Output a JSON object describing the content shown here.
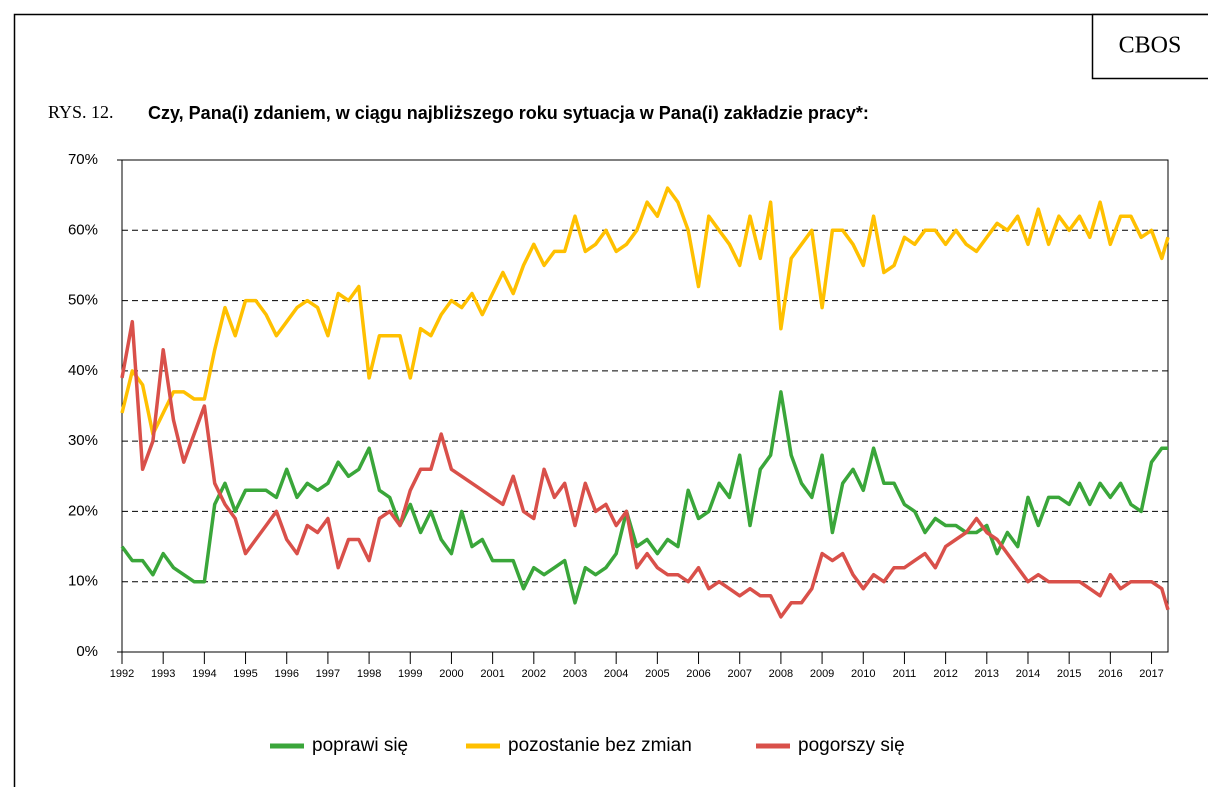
{
  "chart_data": {
    "type": "line",
    "header": "CBOS",
    "figure_label": "RYS. 12.",
    "title": "Czy, Pana(i) zdaniem, w ciągu najbliższego roku sytuacja w Pana(i) zakładzie pracy*:",
    "legend": "bottom",
    "grid": true,
    "xlim": [
      1992,
      2017.4
    ],
    "xticks": [
      1992,
      1993,
      1994,
      1995,
      1996,
      1997,
      1998,
      1999,
      2000,
      2001,
      2002,
      2003,
      2004,
      2005,
      2006,
      2007,
      2008,
      2009,
      2010,
      2011,
      2012,
      2013,
      2014,
      2015,
      2016,
      2017
    ],
    "ylim": [
      0,
      70
    ],
    "yticks": [
      {
        "value": 0,
        "label": "0%"
      },
      {
        "value": 10,
        "label": "10%"
      },
      {
        "value": 20,
        "label": "20%"
      },
      {
        "value": 30,
        "label": "30%"
      },
      {
        "value": 40,
        "label": "40%"
      },
      {
        "value": 50,
        "label": "50%"
      },
      {
        "value": 60,
        "label": "60%"
      },
      {
        "value": 70,
        "label": "70%"
      }
    ],
    "x": [
      1992,
      1992.25,
      1992.5,
      1992.75,
      1993,
      1993.25,
      1993.5,
      1993.75,
      1994,
      1994.25,
      1994.5,
      1994.75,
      1995,
      1995.25,
      1995.5,
      1995.75,
      1996,
      1996.25,
      1996.5,
      1996.75,
      1997,
      1997.25,
      1997.5,
      1997.75,
      1998,
      1998.25,
      1998.5,
      1998.75,
      1999,
      1999.25,
      1999.5,
      1999.75,
      2000,
      2000.25,
      2000.5,
      2000.75,
      2001,
      2001.25,
      2001.5,
      2001.75,
      2002,
      2002.25,
      2002.5,
      2002.75,
      2003,
      2003.25,
      2003.5,
      2003.75,
      2004,
      2004.25,
      2004.5,
      2004.75,
      2005,
      2005.25,
      2005.5,
      2005.75,
      2006,
      2006.25,
      2006.5,
      2006.75,
      2007,
      2007.25,
      2007.5,
      2007.75,
      2008,
      2008.25,
      2008.5,
      2008.75,
      2009,
      2009.25,
      2009.5,
      2009.75,
      2010,
      2010.25,
      2010.5,
      2010.75,
      2011,
      2011.25,
      2011.5,
      2011.75,
      2012,
      2012.25,
      2012.5,
      2012.75,
      2013,
      2013.25,
      2013.5,
      2013.75,
      2014,
      2014.25,
      2014.5,
      2014.75,
      2015,
      2015.25,
      2015.5,
      2015.75,
      2016,
      2016.25,
      2016.5,
      2016.75,
      2017,
      2017.25,
      2017.4
    ],
    "series": [
      {
        "name": "poprawi się",
        "color": "#3aa63a",
        "values": [
          15,
          13,
          13,
          11,
          14,
          12,
          11,
          10,
          10,
          21,
          24,
          20,
          23,
          23,
          23,
          22,
          26,
          22,
          24,
          23,
          24,
          27,
          25,
          26,
          29,
          23,
          22,
          18,
          21,
          17,
          20,
          16,
          14,
          20,
          15,
          16,
          13,
          13,
          13,
          9,
          12,
          11,
          12,
          13,
          7,
          12,
          11,
          12,
          14,
          20,
          15,
          16,
          14,
          16,
          15,
          23,
          19,
          20,
          24,
          22,
          28,
          18,
          26,
          28,
          37,
          28,
          24,
          22,
          28,
          17,
          24,
          26,
          23,
          29,
          24,
          24,
          21,
          20,
          17,
          19,
          18,
          18,
          17,
          17,
          18,
          14,
          17,
          15,
          22,
          18,
          22,
          22,
          21,
          24,
          21,
          24,
          22,
          24,
          21,
          20,
          27,
          29,
          29
        ]
      },
      {
        "name": "pozostanie bez zmian",
        "color": "#ffc000",
        "values": [
          34,
          40,
          38,
          31,
          34,
          37,
          37,
          36,
          36,
          43,
          49,
          45,
          50,
          50,
          48,
          45,
          47,
          49,
          50,
          49,
          45,
          51,
          50,
          52,
          39,
          45,
          45,
          45,
          39,
          46,
          45,
          48,
          50,
          49,
          51,
          48,
          51,
          54,
          51,
          55,
          58,
          55,
          57,
          57,
          62,
          57,
          58,
          60,
          57,
          58,
          60,
          64,
          62,
          66,
          64,
          60,
          52,
          62,
          60,
          58,
          55,
          62,
          56,
          64,
          46,
          56,
          58,
          60,
          49,
          60,
          60,
          58,
          55,
          62,
          54,
          55,
          59,
          58,
          60,
          60,
          58,
          60,
          58,
          57,
          59,
          61,
          60,
          62,
          58,
          63,
          58,
          62,
          60,
          62,
          59,
          64,
          58,
          62,
          62,
          59,
          60,
          56,
          59
        ]
      },
      {
        "name": "pogorszy się",
        "color": "#d9504a",
        "values": [
          39,
          47,
          26,
          30,
          43,
          33,
          27,
          31,
          35,
          24,
          21,
          19,
          14,
          16,
          18,
          20,
          16,
          14,
          18,
          17,
          19,
          12,
          16,
          16,
          13,
          19,
          20,
          18,
          23,
          26,
          26,
          31,
          26,
          25,
          24,
          23,
          22,
          21,
          25,
          20,
          19,
          26,
          22,
          24,
          18,
          24,
          20,
          21,
          18,
          20,
          12,
          14,
          12,
          11,
          11,
          10,
          12,
          9,
          10,
          9,
          8,
          9,
          8,
          8,
          5,
          7,
          7,
          9,
          14,
          13,
          14,
          11,
          9,
          11,
          10,
          12,
          12,
          13,
          14,
          12,
          15,
          16,
          17,
          19,
          17,
          16,
          14,
          12,
          10,
          11,
          10,
          10,
          10,
          10,
          9,
          8,
          11,
          9,
          10,
          10,
          10,
          9,
          6
        ]
      }
    ]
  }
}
_ _ _ _ _ _ _
• **Stated goal**:
Select, from the listing, all lines that include the word "name".

• **Result of the task**:
        "name": "poprawi się",
        "name": "pozostanie bez zmian",
        "name": "pogorszy się",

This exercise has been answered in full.